───── ENTRIES SHOWN
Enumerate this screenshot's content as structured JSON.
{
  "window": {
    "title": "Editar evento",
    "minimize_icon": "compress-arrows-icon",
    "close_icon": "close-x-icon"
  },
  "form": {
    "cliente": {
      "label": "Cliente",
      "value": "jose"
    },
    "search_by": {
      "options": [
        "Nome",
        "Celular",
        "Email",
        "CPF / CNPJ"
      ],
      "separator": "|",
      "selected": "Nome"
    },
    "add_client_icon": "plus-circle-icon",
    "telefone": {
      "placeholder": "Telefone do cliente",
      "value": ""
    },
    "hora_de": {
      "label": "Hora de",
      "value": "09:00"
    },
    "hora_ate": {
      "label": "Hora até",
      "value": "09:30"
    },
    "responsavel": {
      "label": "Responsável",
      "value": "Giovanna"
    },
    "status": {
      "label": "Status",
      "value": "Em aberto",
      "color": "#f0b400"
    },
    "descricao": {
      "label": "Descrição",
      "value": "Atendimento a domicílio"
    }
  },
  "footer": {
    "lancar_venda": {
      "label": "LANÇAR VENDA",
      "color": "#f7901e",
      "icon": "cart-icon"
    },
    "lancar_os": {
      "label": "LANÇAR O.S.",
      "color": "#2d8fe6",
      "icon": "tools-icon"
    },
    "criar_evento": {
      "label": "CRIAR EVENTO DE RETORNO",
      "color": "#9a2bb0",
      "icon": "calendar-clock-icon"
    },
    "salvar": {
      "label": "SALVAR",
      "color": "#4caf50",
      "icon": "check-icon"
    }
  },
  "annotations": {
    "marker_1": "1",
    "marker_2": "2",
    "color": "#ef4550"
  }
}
──────────
◆ PROBLEM DETAILS ◆
Print the records once more, exactly as they were given.

◆ ANSWER TO THE PROBLEM ◆
Enumerate this screenshot's content as structured JSON.
{
  "window": {
    "title": "Editar evento",
    "minimize_icon": "compress-arrows-icon",
    "close_icon": "close-x-icon"
  },
  "form": {
    "cliente": {
      "label": "Cliente",
      "value": "jose"
    },
    "search_by": {
      "options": [
        "Nome",
        "Celular",
        "Email",
        "CPF / CNPJ"
      ],
      "separator": "|",
      "selected": "Nome"
    },
    "add_client_icon": "plus-circle-icon",
    "telefone": {
      "placeholder": "Telefone do cliente",
      "value": ""
    },
    "hora_de": {
      "label": "Hora de",
      "value": "09:00"
    },
    "hora_ate": {
      "label": "Hora até",
      "value": "09:30"
    },
    "responsavel": {
      "label": "Responsável",
      "value": "Giovanna"
    },
    "status": {
      "label": "Status",
      "value": "Em aberto",
      "color": "#f0b400"
    },
    "descricao": {
      "label": "Descrição",
      "value": "Atendimento a domicílio"
    }
  },
  "footer": {
    "lancar_venda": {
      "label": "LANÇAR VENDA",
      "color": "#f7901e",
      "icon": "cart-icon"
    },
    "lancar_os": {
      "label": "LANÇAR O.S.",
      "color": "#2d8fe6",
      "icon": "tools-icon"
    },
    "criar_evento": {
      "label": "CRIAR EVENTO DE RETORNO",
      "color": "#9a2bb0",
      "icon": "calendar-clock-icon"
    },
    "salvar": {
      "label": "SALVAR",
      "color": "#4caf50",
      "icon": "check-icon"
    }
  },
  "annotations": {
    "marker_1": "1",
    "marker_2": "2",
    "color": "#ef4550"
  }
}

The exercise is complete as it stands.